What you will do — Please give the data below again in full, exactly as it stands.

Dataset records
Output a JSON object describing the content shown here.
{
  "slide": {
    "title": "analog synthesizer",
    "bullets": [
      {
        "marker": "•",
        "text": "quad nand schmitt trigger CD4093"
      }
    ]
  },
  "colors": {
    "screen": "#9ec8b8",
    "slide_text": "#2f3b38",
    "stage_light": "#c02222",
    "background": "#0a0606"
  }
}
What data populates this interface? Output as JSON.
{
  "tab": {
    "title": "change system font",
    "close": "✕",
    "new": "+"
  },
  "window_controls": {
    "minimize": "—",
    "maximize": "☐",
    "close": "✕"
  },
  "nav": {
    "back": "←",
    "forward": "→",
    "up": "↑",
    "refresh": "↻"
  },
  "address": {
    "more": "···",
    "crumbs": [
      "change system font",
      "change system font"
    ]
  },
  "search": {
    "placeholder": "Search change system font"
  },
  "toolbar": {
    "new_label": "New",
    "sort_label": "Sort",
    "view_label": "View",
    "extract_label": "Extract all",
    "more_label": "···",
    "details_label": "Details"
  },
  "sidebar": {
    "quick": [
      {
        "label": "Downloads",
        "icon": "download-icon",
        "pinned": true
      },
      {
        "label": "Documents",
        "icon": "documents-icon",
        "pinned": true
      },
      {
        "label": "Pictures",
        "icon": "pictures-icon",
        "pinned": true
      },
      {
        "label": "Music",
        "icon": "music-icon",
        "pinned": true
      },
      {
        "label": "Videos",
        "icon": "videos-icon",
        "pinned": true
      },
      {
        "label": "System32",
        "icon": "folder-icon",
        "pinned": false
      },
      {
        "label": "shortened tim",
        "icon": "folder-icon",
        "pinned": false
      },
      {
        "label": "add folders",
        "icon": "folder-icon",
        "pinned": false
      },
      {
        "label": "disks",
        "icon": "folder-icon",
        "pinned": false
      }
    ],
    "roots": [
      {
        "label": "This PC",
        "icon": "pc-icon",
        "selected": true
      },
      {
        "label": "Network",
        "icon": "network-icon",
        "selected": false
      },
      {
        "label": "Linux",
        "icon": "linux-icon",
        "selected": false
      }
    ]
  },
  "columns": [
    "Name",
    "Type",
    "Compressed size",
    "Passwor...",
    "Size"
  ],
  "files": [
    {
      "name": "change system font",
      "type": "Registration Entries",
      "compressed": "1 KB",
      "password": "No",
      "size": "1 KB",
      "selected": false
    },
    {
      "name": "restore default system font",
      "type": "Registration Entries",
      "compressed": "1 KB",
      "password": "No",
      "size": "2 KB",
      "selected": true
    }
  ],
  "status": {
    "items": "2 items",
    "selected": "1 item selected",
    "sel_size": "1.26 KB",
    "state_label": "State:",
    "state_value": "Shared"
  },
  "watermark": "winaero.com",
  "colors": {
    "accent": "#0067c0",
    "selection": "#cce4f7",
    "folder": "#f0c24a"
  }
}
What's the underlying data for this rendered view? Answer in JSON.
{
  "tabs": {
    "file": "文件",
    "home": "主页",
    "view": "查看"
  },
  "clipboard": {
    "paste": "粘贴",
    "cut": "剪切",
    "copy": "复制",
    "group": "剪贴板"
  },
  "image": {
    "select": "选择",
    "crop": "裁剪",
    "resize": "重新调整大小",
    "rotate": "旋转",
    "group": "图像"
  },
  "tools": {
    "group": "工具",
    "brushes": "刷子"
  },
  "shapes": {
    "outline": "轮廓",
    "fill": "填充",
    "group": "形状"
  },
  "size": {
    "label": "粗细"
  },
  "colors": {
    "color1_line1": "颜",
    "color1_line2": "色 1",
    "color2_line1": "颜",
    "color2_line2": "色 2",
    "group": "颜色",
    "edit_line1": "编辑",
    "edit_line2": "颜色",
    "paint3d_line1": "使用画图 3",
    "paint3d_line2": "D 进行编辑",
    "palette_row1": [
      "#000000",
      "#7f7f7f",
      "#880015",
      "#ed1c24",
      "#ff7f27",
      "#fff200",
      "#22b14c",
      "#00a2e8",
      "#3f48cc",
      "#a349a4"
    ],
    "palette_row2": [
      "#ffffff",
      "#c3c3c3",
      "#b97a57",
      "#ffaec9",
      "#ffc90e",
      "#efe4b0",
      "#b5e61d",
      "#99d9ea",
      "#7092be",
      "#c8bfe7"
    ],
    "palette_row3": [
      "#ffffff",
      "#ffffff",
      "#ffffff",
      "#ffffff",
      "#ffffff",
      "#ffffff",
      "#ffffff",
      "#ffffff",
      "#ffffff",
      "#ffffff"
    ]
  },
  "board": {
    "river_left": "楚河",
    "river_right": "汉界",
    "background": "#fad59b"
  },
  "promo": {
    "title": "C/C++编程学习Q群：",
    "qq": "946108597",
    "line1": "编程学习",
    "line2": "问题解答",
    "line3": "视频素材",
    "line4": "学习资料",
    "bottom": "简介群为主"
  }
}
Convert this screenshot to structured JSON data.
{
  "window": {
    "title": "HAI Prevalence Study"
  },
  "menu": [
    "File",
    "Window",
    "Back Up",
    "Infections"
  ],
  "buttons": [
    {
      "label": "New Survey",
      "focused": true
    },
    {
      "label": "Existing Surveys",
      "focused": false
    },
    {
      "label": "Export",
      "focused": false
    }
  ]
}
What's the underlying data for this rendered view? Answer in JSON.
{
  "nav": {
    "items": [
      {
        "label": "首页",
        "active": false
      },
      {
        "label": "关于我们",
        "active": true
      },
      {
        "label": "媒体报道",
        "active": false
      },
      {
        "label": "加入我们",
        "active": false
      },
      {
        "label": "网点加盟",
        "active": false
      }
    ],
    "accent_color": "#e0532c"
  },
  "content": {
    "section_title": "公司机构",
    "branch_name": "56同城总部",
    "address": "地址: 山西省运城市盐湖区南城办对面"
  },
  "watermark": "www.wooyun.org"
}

Response to this task —
Output a JSON object describing the content shown here.
{
  "slide": {
    "title": "analog synthesizer",
    "bullets": [
      {
        "marker": "•",
        "text": "quad nand schmitt trigger CD4093"
      }
    ]
  },
  "colors": {
    "screen": "#9ec8b8",
    "slide_text": "#2f3b38",
    "stage_light": "#c02222",
    "background": "#0a0606"
  }
}
What data populates this interface? Output as JSON.
{
  "tab": {
    "title": "change system font",
    "close": "✕",
    "new": "+"
  },
  "window_controls": {
    "minimize": "—",
    "maximize": "☐",
    "close": "✕"
  },
  "nav": {
    "back": "←",
    "forward": "→",
    "up": "↑",
    "refresh": "↻"
  },
  "address": {
    "more": "···",
    "crumbs": [
      "change system font",
      "change system font"
    ]
  },
  "search": {
    "placeholder": "Search change system font"
  },
  "toolbar": {
    "new_label": "New",
    "sort_label": "Sort",
    "view_label": "View",
    "extract_label": "Extract all",
    "more_label": "···",
    "details_label": "Details"
  },
  "sidebar": {
    "quick": [
      {
        "label": "Downloads",
        "icon": "download-icon",
        "pinned": true
      },
      {
        "label": "Documents",
        "icon": "documents-icon",
        "pinned": true
      },
      {
        "label": "Pictures",
        "icon": "pictures-icon",
        "pinned": true
      },
      {
        "label": "Music",
        "icon": "music-icon",
        "pinned": true
      },
      {
        "label": "Videos",
        "icon": "videos-icon",
        "pinned": true
      },
      {
        "label": "System32",
        "icon": "folder-icon",
        "pinned": false
      },
      {
        "label": "shortened tim",
        "icon": "folder-icon",
        "pinned": false
      },
      {
        "label": "add folders",
        "icon": "folder-icon",
        "pinned": false
      },
      {
        "label": "disks",
        "icon": "folder-icon",
        "pinned": false
      }
    ],
    "roots": [
      {
        "label": "This PC",
        "icon": "pc-icon",
        "selected": true
      },
      {
        "label": "Network",
        "icon": "network-icon",
        "selected": false
      },
      {
        "label": "Linux",
        "icon": "linux-icon",
        "selected": false
      }
    ]
  },
  "columns": [
    "Name",
    "Type",
    "Compressed size",
    "Passwor...",
    "Size"
  ],
  "files": [
    {
      "name": "change system font",
      "type": "Registration Entries",
      "compressed": "1 KB",
      "password": "No",
      "size": "1 KB",
      "selected": false
    },
    {
      "name": "restore default system font",
      "type": "Registration Entries",
      "compressed": "1 KB",
      "password": "No",
      "size": "2 KB",
      "selected": true
    }
  ],
  "status": {
    "items": "2 items",
    "selected": "1 item selected",
    "sel_size": "1.26 KB",
    "state_label": "State:",
    "state_value": "Shared"
  },
  "watermark": "winaero.com",
  "colors": {
    "accent": "#0067c0",
    "selection": "#cce4f7",
    "folder": "#f0c24a"
  }
}
What's the underlying data for this rendered view? Answer in JSON.
{
  "tabs": {
    "file": "文件",
    "home": "主页",
    "view": "查看"
  },
  "clipboard": {
    "paste": "粘贴",
    "cut": "剪切",
    "copy": "复制",
    "group": "剪贴板"
  },
  "image": {
    "select": "选择",
    "crop": "裁剪",
    "resize": "重新调整大小",
    "rotate": "旋转",
    "group": "图像"
  },
  "tools": {
    "group": "工具",
    "brushes": "刷子"
  },
  "shapes": {
    "outline": "轮廓",
    "fill": "填充",
    "group": "形状"
  },
  "size": {
    "label": "粗细"
  },
  "colors": {
    "color1_line1": "颜",
    "color1_line2": "色 1",
    "color2_line1": "颜",
    "color2_line2": "色 2",
    "group": "颜色",
    "edit_line1": "编辑",
    "edit_line2": "颜色",
    "paint3d_line1": "使用画图 3",
    "paint3d_line2": "D 进行编辑",
    "palette_row1": [
      "#000000",
      "#7f7f7f",
      "#880015",
      "#ed1c24",
      "#ff7f27",
      "#fff200",
      "#22b14c",
      "#00a2e8",
      "#3f48cc",
      "#a349a4"
    ],
    "palette_row2": [
      "#ffffff",
      "#c3c3c3",
      "#b97a57",
      "#ffaec9",
      "#ffc90e",
      "#efe4b0",
      "#b5e61d",
      "#99d9ea",
      "#7092be",
      "#c8bfe7"
    ],
    "palette_row3": [
      "#ffffff",
      "#ffffff",
      "#ffffff",
      "#ffffff",
      "#ffffff",
      "#ffffff",
      "#ffffff",
      "#ffffff",
      "#ffffff",
      "#ffffff"
    ]
  },
  "board": {
    "river_left": "楚河",
    "river_right": "汉界",
    "background": "#fad59b"
  },
  "promo": {
    "title": "C/C++编程学习Q群：",
    "qq": "946108597",
    "line1": "编程学习",
    "line2": "问题解答",
    "line3": "视频素材",
    "line4": "学习资料",
    "bottom": "简介群为主"
  }
}
Convert this screenshot to structured JSON data.
{
  "window": {
    "title": "HAI Prevalence Study"
  },
  "menu": [
    "File",
    "Window",
    "Back Up",
    "Infections"
  ],
  "buttons": [
    {
      "label": "New Survey",
      "focused": true
    },
    {
      "label": "Existing Surveys",
      "focused": false
    },
    {
      "label": "Export",
      "focused": false
    }
  ]
}
What's the underlying data for this rendered view? Answer in JSON.
{
  "nav": {
    "items": [
      {
        "label": "首页",
        "active": false
      },
      {
        "label": "关于我们",
        "active": true
      },
      {
        "label": "媒体报道",
        "active": false
      },
      {
        "label": "加入我们",
        "active": false
      },
      {
        "label": "网点加盟",
        "active": false
      }
    ],
    "accent_color": "#e0532c"
  },
  "content": {
    "section_title": "公司机构",
    "branch_name": "56同城总部",
    "address": "地址: 山西省运城市盐湖区南城办对面"
  },
  "watermark": "www.wooyun.org"
}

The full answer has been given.